● Extracted data entries:
◇ ◇ ◇ ◇ ◇
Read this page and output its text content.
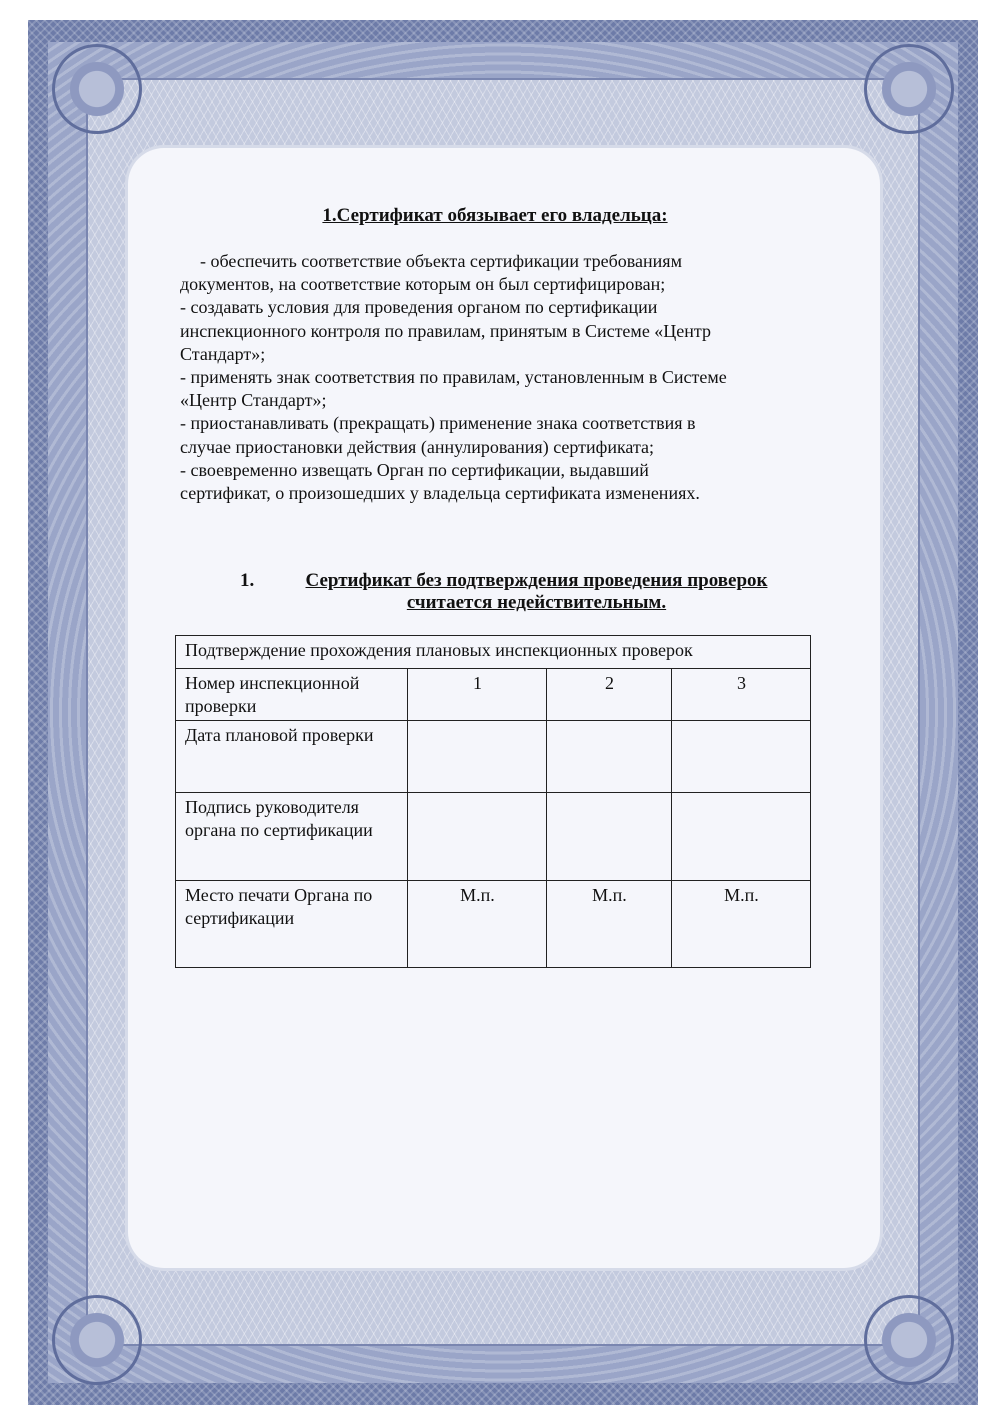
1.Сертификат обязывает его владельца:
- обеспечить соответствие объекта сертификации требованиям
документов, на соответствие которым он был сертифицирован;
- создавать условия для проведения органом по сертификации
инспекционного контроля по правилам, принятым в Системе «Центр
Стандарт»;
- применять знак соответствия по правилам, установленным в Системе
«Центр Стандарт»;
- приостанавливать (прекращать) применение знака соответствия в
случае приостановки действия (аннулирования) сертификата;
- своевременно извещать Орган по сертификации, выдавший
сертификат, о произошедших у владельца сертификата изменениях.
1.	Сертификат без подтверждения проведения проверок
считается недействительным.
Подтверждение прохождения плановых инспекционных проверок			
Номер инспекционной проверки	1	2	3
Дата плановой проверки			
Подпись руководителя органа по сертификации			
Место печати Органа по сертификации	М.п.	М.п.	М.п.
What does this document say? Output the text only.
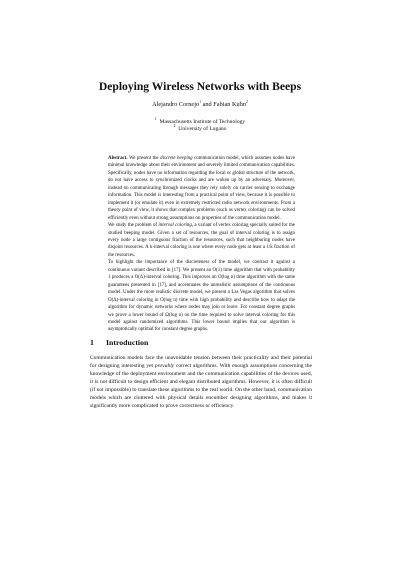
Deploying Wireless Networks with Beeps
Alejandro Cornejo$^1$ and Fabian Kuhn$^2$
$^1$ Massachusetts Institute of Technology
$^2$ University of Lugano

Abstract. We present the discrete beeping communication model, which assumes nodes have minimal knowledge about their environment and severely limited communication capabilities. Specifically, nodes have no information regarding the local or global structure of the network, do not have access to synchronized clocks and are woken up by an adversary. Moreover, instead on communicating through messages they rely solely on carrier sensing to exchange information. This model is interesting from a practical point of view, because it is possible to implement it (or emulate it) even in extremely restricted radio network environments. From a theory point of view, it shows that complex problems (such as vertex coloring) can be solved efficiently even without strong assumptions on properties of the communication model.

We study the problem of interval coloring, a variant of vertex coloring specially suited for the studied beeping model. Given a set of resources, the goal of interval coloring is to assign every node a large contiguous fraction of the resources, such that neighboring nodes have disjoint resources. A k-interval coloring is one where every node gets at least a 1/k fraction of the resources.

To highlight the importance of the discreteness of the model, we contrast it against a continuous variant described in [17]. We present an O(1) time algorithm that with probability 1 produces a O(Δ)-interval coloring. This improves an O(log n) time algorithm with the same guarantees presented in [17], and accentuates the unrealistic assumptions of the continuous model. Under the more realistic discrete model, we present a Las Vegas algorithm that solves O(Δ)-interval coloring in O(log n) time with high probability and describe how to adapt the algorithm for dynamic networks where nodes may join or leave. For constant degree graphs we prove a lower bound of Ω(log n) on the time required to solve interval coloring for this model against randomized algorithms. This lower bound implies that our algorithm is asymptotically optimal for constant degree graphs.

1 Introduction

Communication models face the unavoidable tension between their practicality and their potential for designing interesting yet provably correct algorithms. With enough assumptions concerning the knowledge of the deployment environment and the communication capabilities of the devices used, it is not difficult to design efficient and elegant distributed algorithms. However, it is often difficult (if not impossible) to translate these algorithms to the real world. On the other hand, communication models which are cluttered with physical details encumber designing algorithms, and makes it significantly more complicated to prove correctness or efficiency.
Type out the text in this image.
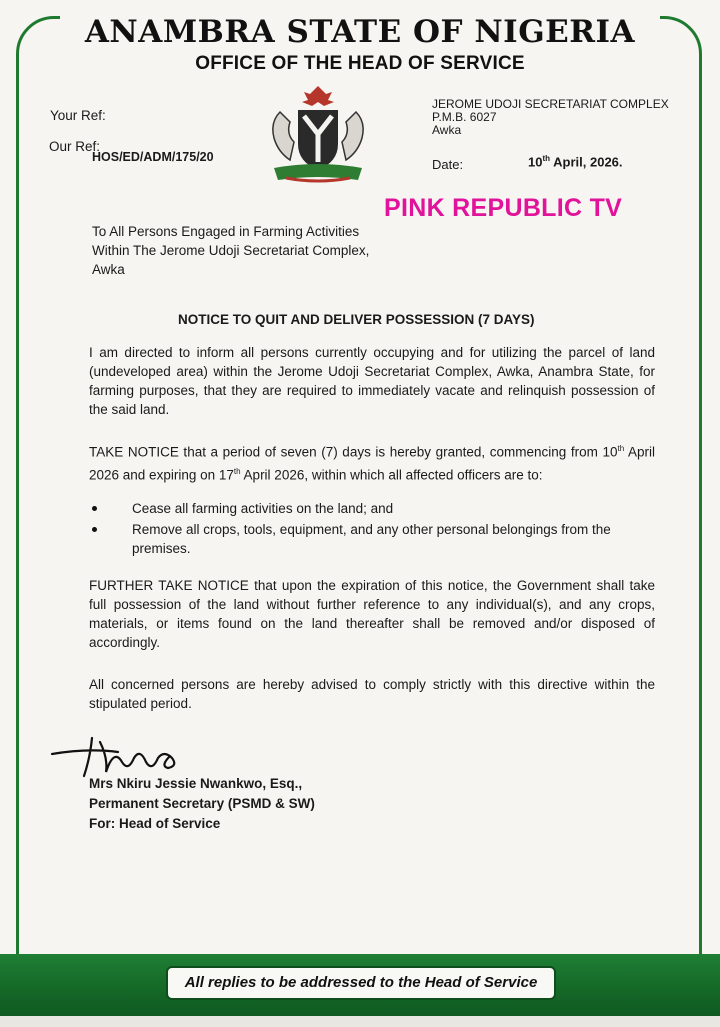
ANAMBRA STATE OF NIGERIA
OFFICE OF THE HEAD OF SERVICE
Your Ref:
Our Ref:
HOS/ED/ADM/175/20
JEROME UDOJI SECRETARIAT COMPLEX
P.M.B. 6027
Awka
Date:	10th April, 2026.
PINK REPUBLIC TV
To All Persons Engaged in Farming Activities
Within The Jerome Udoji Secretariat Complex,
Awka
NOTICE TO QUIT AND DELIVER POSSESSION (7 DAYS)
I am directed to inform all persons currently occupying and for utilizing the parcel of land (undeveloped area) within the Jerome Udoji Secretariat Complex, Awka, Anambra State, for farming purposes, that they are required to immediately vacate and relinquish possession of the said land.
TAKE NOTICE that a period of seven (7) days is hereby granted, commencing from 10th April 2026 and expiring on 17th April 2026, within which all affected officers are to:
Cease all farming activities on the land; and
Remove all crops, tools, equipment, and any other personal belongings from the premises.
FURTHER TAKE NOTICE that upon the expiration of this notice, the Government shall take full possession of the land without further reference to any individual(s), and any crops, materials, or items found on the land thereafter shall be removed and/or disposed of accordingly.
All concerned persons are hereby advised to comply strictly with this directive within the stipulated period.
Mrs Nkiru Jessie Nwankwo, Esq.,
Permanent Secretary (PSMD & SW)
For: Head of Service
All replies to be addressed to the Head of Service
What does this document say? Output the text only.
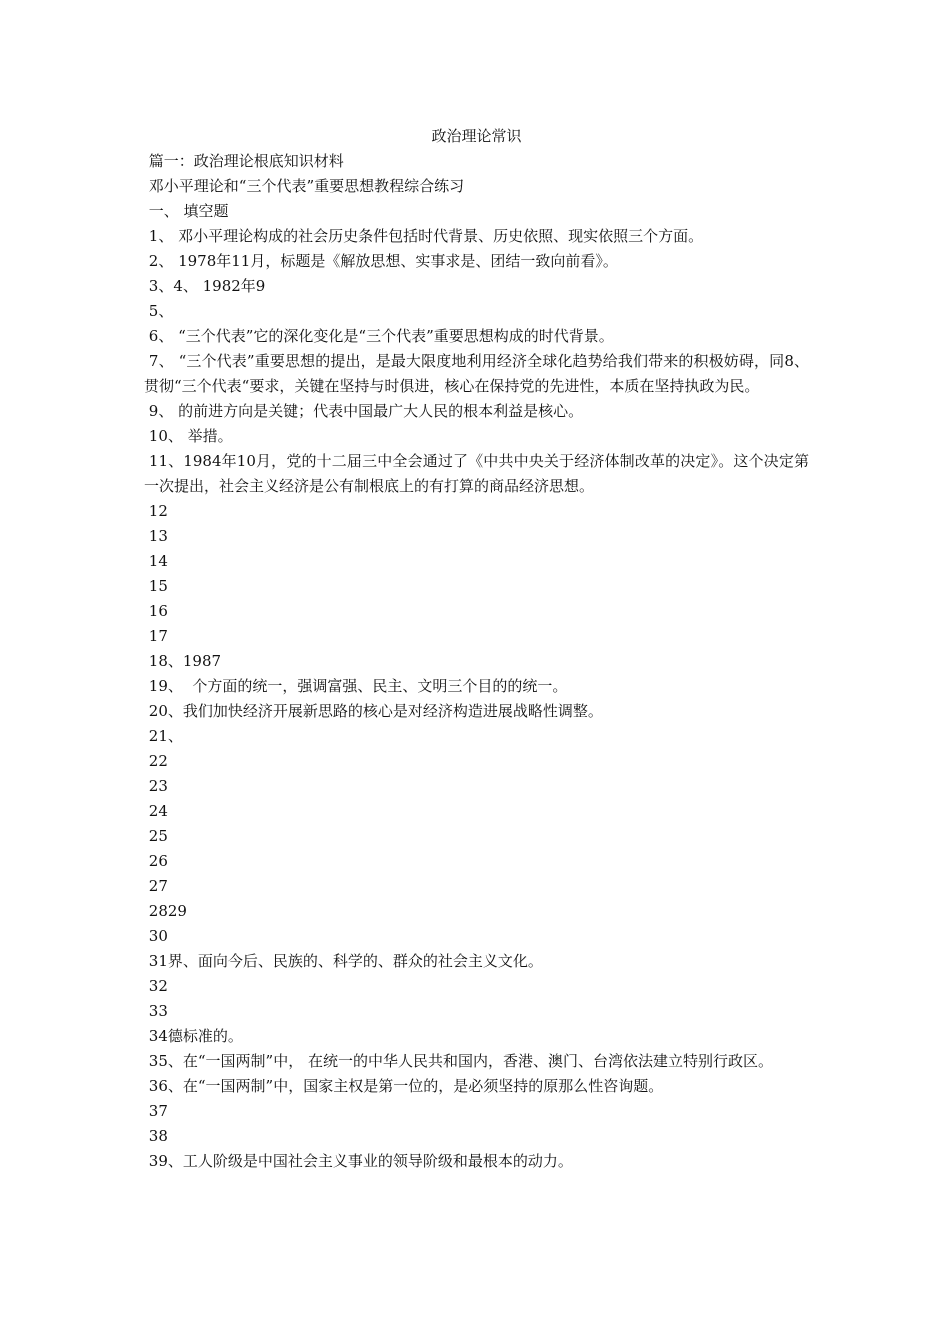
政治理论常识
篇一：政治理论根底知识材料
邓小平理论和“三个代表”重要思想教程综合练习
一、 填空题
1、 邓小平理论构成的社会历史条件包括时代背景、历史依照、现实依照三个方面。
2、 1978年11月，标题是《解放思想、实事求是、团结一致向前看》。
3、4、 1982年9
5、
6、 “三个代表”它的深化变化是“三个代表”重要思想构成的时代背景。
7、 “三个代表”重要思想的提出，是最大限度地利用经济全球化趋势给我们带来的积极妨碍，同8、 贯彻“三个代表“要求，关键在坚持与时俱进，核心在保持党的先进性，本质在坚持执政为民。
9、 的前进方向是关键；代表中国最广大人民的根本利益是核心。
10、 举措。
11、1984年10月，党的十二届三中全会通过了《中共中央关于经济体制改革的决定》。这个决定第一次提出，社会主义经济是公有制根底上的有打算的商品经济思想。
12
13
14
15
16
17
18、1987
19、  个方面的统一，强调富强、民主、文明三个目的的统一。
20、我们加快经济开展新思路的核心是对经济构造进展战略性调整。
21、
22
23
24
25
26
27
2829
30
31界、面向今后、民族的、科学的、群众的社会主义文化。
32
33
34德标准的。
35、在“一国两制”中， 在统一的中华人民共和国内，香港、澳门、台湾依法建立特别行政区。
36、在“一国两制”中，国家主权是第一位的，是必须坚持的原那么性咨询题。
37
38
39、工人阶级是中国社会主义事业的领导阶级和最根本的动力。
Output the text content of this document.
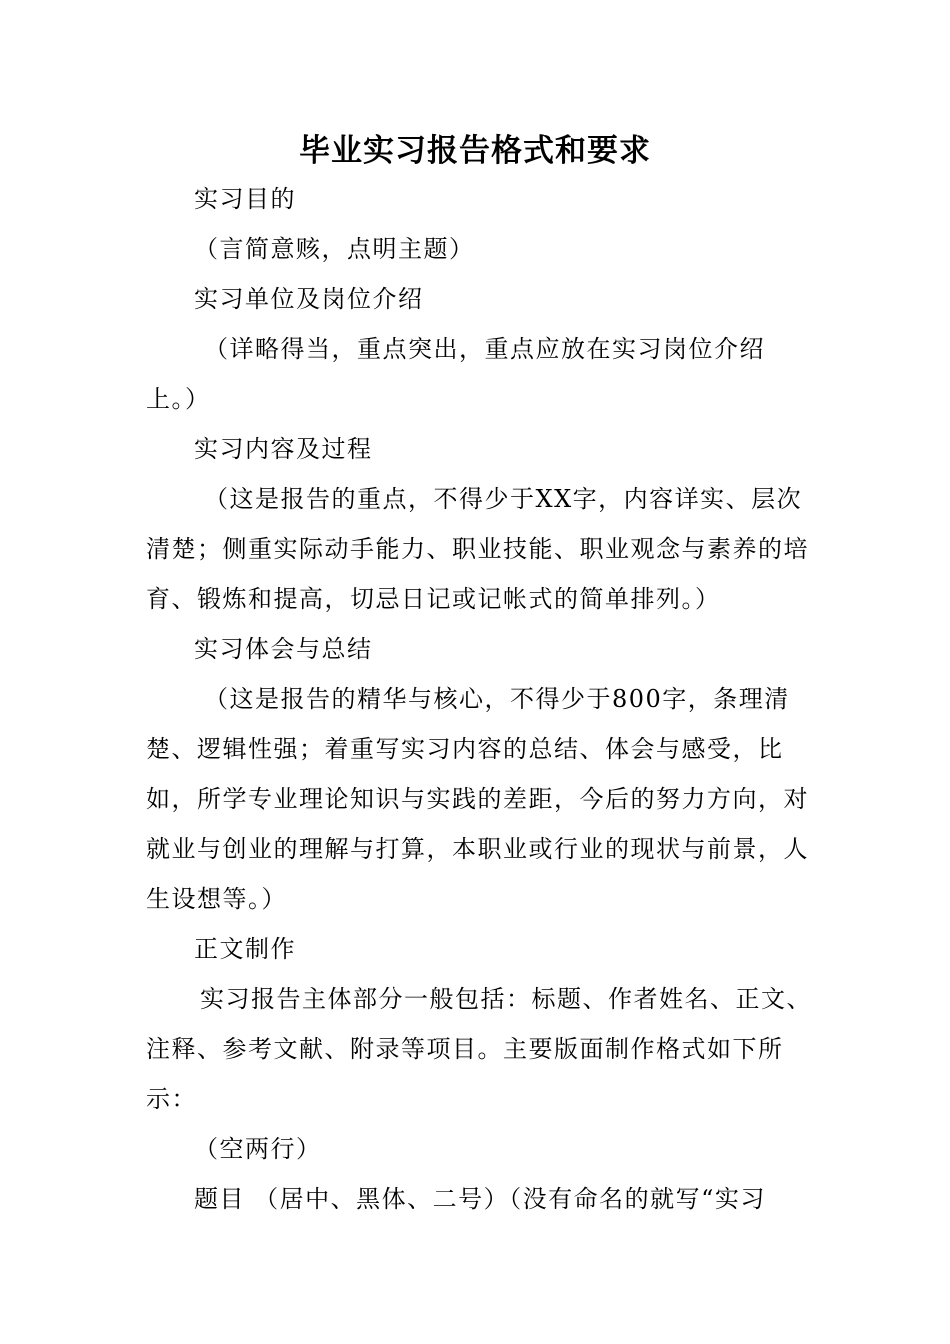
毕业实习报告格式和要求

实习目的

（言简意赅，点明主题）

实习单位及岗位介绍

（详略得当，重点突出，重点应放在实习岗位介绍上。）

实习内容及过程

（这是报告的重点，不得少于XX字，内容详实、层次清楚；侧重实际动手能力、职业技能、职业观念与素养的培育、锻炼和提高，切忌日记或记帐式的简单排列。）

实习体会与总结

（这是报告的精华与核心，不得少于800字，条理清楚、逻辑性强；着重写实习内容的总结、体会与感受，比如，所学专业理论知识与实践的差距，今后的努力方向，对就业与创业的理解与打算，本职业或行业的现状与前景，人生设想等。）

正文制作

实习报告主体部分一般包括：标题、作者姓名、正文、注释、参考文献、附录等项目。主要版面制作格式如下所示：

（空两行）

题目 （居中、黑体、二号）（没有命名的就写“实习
◇ ◇ ◇ ◇ ◇
In the listing above, find the lines holding the word "other" and copy them.

Communication models face the unavoidable tension between their practicality and their potential for designing interesting yet provably correct algorithms. With enough assumptions concerning the knowledge of the deployment environment and the communication capabilities of the devices used, it is not difficult to design efficient and elegant distributed algorithms. However, it is often difficult (if not impossible) to translate these algorithms to the real world. On the other hand, communication models which are cluttered with physical details encumber designing algorithms, and makes it significantly more complicated to prove correctness or efficiency.
Remove all crops, tools, equipment, and any other personal belongings from the premises.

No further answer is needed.